Return all lines that include the string "ยงใหม".

⁂

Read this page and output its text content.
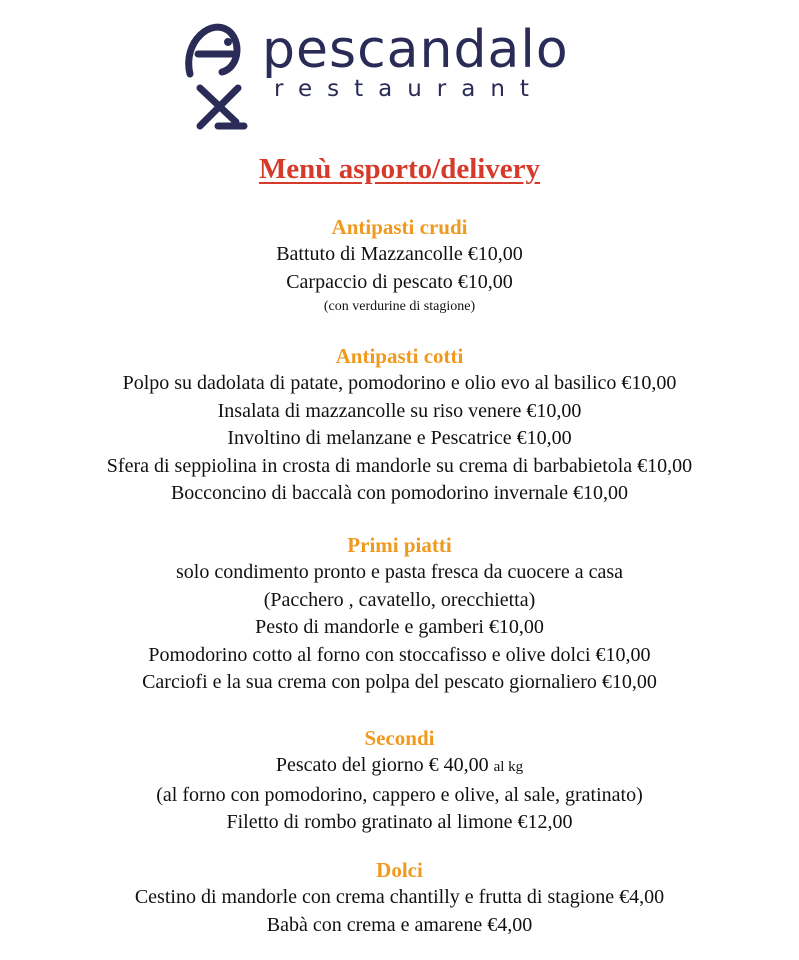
pescandalo
restaurant
Menù asporto/delivery
Antipasti crudi
Battuto di Mazzancolle €10,00
Carpaccio di pescato €10,00
(con verdurine di stagione)
Antipasti cotti
Polpo su dadolata di patate, pomodorino e olio evo al basilico €10,00
Insalata di mazzancolle su riso venere €10,00
Involtino di melanzane e Pescatrice €10,00
Sfera di seppiolina in crosta di mandorle su crema di barbabietola €10,00
Bocconcino di baccalà con pomodorino invernale €10,00
Primi piatti
solo condimento pronto e pasta fresca da cuocere a casa
(Pacchero , cavatello, orecchietta)
Pesto di mandorle e gamberi €10,00
Pomodorino cotto al forno con stoccafisso e olive dolci €10,00
Carciofi e la sua crema con polpa del pescato giornaliero €10,00
Secondi
Pescato del giorno € 40,00 al kg
(al forno con pomodorino, cappero e olive, al sale, gratinato)
Filetto di rombo gratinato al limone €12,00
Dolci
Cestino di mandorle con crema chantilly e frutta di stagione €4,00
Babà con crema e amarene €4,00
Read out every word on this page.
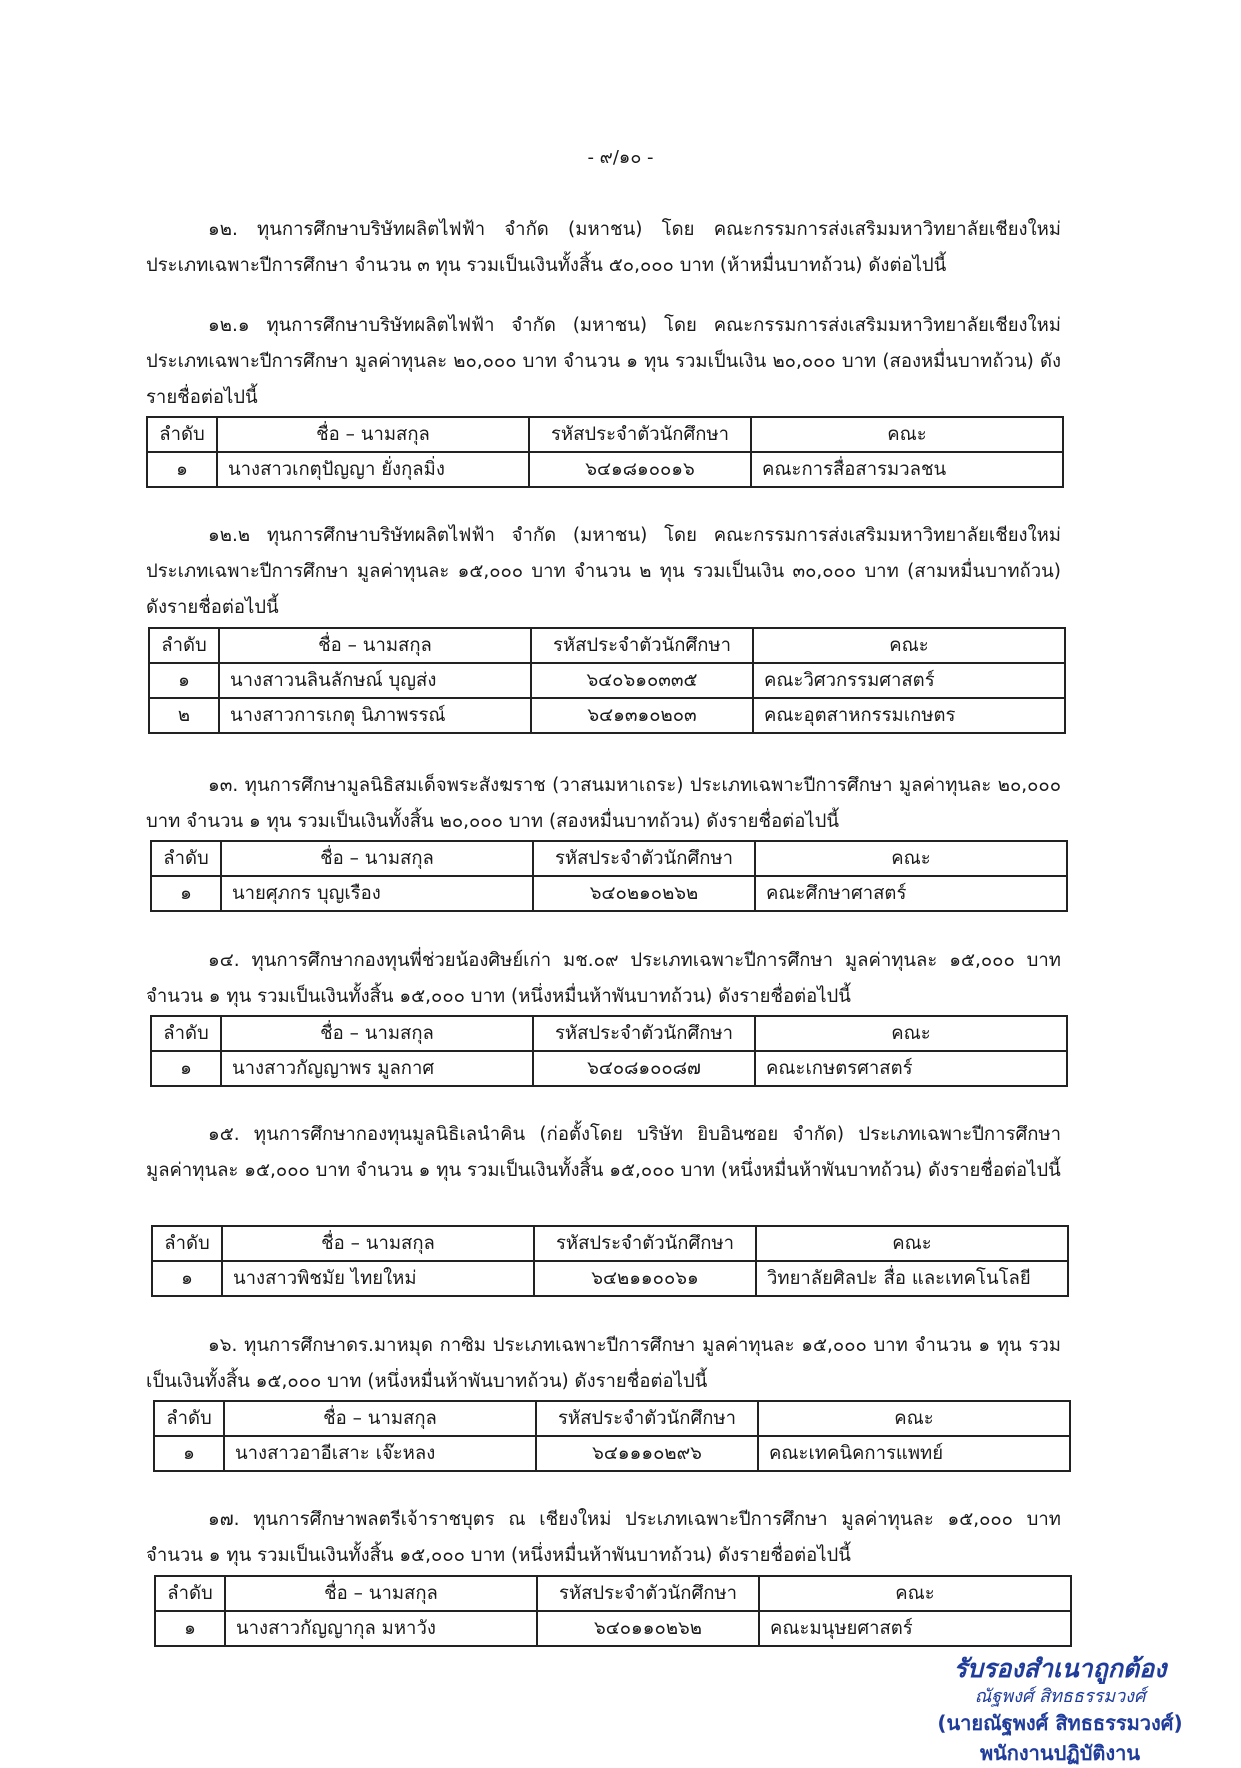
- ๙/๑๐ -

๑๒. ทุนการศึกษาบริษัทผลิตไฟฟ้า จำกัด (มหาชน) โดย คณะกรรมการส่งเสริมมหาวิทยาลัยเชียงใหม่ ประเภทเฉพาะปีการศึกษา จำนวน ๓ ทุน รวมเป็นเงินทั้งสิ้น ๕๐,๐๐๐ บาท (ห้าหมื่นบาทถ้วน) ดังต่อไปนี้

๑๒.๑ ทุนการศึกษาบริษัทผลิตไฟฟ้า จำกัด (มหาชน) โดย คณะกรรมการส่งเสริมมหาวิทยาลัยเชียงใหม่ ประเภทเฉพาะปีการศึกษา มูลค่าทุนละ ๒๐,๐๐๐ บาท จำนวน ๑ ทุน รวมเป็นเงิน ๒๐,๐๐๐ บาท (สองหมื่นบาทถ้วน) ดังรายชื่อต่อไปนี้

ลำดับ	ชื่อ – นามสกุล	รหัสประจำตัวนักศึกษา	คณะ
๑	นางสาวเกตุปัญญา ยั่งกุลมิ่ง	๖๔๑๘๑๐๐๑๖	คณะการสื่อสารมวลชน

๑๒.๒ ทุนการศึกษาบริษัทผลิตไฟฟ้า จำกัด (มหาชน) โดย คณะกรรมการส่งเสริมมหาวิทยาลัยเชียงใหม่ ประเภทเฉพาะปีการศึกษา มูลค่าทุนละ ๑๕,๐๐๐ บาท จำนวน ๒ ทุน รวมเป็นเงิน ๓๐,๐๐๐ บาท (สามหมื่นบาทถ้วน) ดังรายชื่อต่อไปนี้

ลำดับ	ชื่อ – นามสกุล	รหัสประจำตัวนักศึกษา	คณะ
๑	นางสาวนลินลักษณ์ บุญส่ง	๖๔๐๖๑๐๓๓๕	คณะวิศวกรรมศาสตร์
๒	นางสาวการเกตุ นิภาพรรณ์	๖๔๑๓๑๐๒๐๓	คณะอุตสาหกรรมเกษตร

๑๓. ทุนการศึกษามูลนิธิสมเด็จพระสังฆราช (วาสนมหาเถระ) ประเภทเฉพาะปีการศึกษา มูลค่าทุนละ ๒๐,๐๐๐ บาท จำนวน ๑ ทุน รวมเป็นเงินทั้งสิ้น ๒๐,๐๐๐ บาท (สองหมื่นบาทถ้วน) ดังรายชื่อต่อไปนี้

ลำดับ	ชื่อ – นามสกุล	รหัสประจำตัวนักศึกษา	คณะ
๑	นายศุภกร บุญเรือง	๖๔๐๒๑๐๒๖๒	คณะศึกษาศาสตร์

๑๔. ทุนการศึกษากองทุนพี่ช่วยน้องศิษย์เก่า มช.๐๙ ประเภทเฉพาะปีการศึกษา มูลค่าทุนละ ๑๕,๐๐๐ บาท จำนวน ๑ ทุน รวมเป็นเงินทั้งสิ้น ๑๕,๐๐๐ บาท (หนึ่งหมื่นห้าพันบาทถ้วน) ดังรายชื่อต่อไปนี้

ลำดับ	ชื่อ – นามสกุล	รหัสประจำตัวนักศึกษา	คณะ
๑	นางสาวกัญญาพร มูลกาศ	๖๔๐๘๑๐๐๘๗	คณะเกษตรศาสตร์

๑๕. ทุนการศึกษากองทุนมูลนิธิเลนำคิน (ก่อตั้งโดย บริษัท ยิบอินซอย จำกัด) ประเภทเฉพาะปีการศึกษา มูลค่าทุนละ ๑๕,๐๐๐ บาท จำนวน ๑ ทุน รวมเป็นเงินทั้งสิ้น ๑๕,๐๐๐ บาท (หนึ่งหมื่นห้าพันบาทถ้วน) ดังรายชื่อต่อไปนี้

ลำดับ	ชื่อ – นามสกุล	รหัสประจำตัวนักศึกษา	คณะ
๑	นางสาวพิชมัย ไทยใหม่	๖๔๒๑๑๐๐๖๑	วิทยาลัยศิลปะ สื่อ และเทคโนโลยี

๑๖. ทุนการศึกษาดร.มาหมุด กาซิม ประเภทเฉพาะปีการศึกษา มูลค่าทุนละ ๑๕,๐๐๐ บาท จำนวน ๑ ทุน รวมเป็นเงินทั้งสิ้น ๑๕,๐๐๐ บาท (หนึ่งหมื่นห้าพันบาทถ้วน) ดังรายชื่อต่อไปนี้

ลำดับ	ชื่อ – นามสกุล	รหัสประจำตัวนักศึกษา	คณะ
๑	นางสาวอาอีเสาะ เจ๊ะหลง	๖๔๑๑๑๐๒๙๖	คณะเทคนิคการแพทย์

๑๗. ทุนการศึกษาพลตรีเจ้าราชบุตร ณ เชียงใหม่ ประเภทเฉพาะปีการศึกษา มูลค่าทุนละ ๑๕,๐๐๐ บาท จำนวน ๑ ทุน รวมเป็นเงินทั้งสิ้น ๑๕,๐๐๐ บาท (หนึ่งหมื่นห้าพันบาทถ้วน) ดังรายชื่อต่อไปนี้

ลำดับ	ชื่อ – นามสกุล	รหัสประจำตัวนักศึกษา	คณะ
๑	นางสาวกัญญากุล มหาวัง	๖๔๐๑๑๐๒๖๒	คณะมนุษยศาสตร์
รับรองสำเนาถูกต้อง
ณัฐพงศ์ สิทธธรรมวงศ์
(นายณัฐพงศ์ สิทธธรรมวงศ์)
พนักงานปฏิบัติงาน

⁂

### [Answer to this exercise]
๑๒. ทุนการศึกษาบริษัทผลิตไฟฟ้า จำกัด (มหาชน) โดย คณะกรรมการส่งเสริมมหาวิทยาลัยเชียงใหม่ ประเภทเฉพาะปีการศึกษา จำนวน ๓ ทุน รวมเป็นเงินทั้งสิ้น ๕๐,๐๐๐ บาท (ห้าหมื่นบาทถ้วน) ดังต่อไปนี้
๑๒.๑ ทุนการศึกษาบริษัทผลิตไฟฟ้า จำกัด (มหาชน) โดย คณะกรรมการส่งเสริมมหาวิทยาลัยเชียงใหม่ ประเภทเฉพาะปีการศึกษา มูลค่าทุนละ ๒๐,๐๐๐ บาท จำนวน ๑ ทุน รวมเป็นเงิน ๒๐,๐๐๐ บาท (สองหมื่นบาทถ้วน) ดังรายชื่อต่อไปนี้
๑๒.๒ ทุนการศึกษาบริษัทผลิตไฟฟ้า จำกัด (มหาชน) โดย คณะกรรมการส่งเสริมมหาวิทยาลัยเชียงใหม่ ประเภทเฉพาะปีการศึกษา มูลค่าทุนละ ๑๕,๐๐๐ บาท จำนวน ๒ ทุน รวมเป็นเงิน ๓๐,๐๐๐ บาท (สามหมื่นบาทถ้วน) ดังรายชื่อต่อไปนี้
๑๗. ทุนการศึกษาพลตรีเจ้าราชบุตร ณ เชียงใหม่ ประเภทเฉพาะปีการศึกษา มูลค่าทุนละ ๑๕,๐๐๐ บาท จำนวน ๑ ทุน รวมเป็นเงินทั้งสิ้น ๑๕,๐๐๐ บาท (หนึ่งหมื่นห้าพันบาทถ้วน) ดังรายชื่อต่อไปนี้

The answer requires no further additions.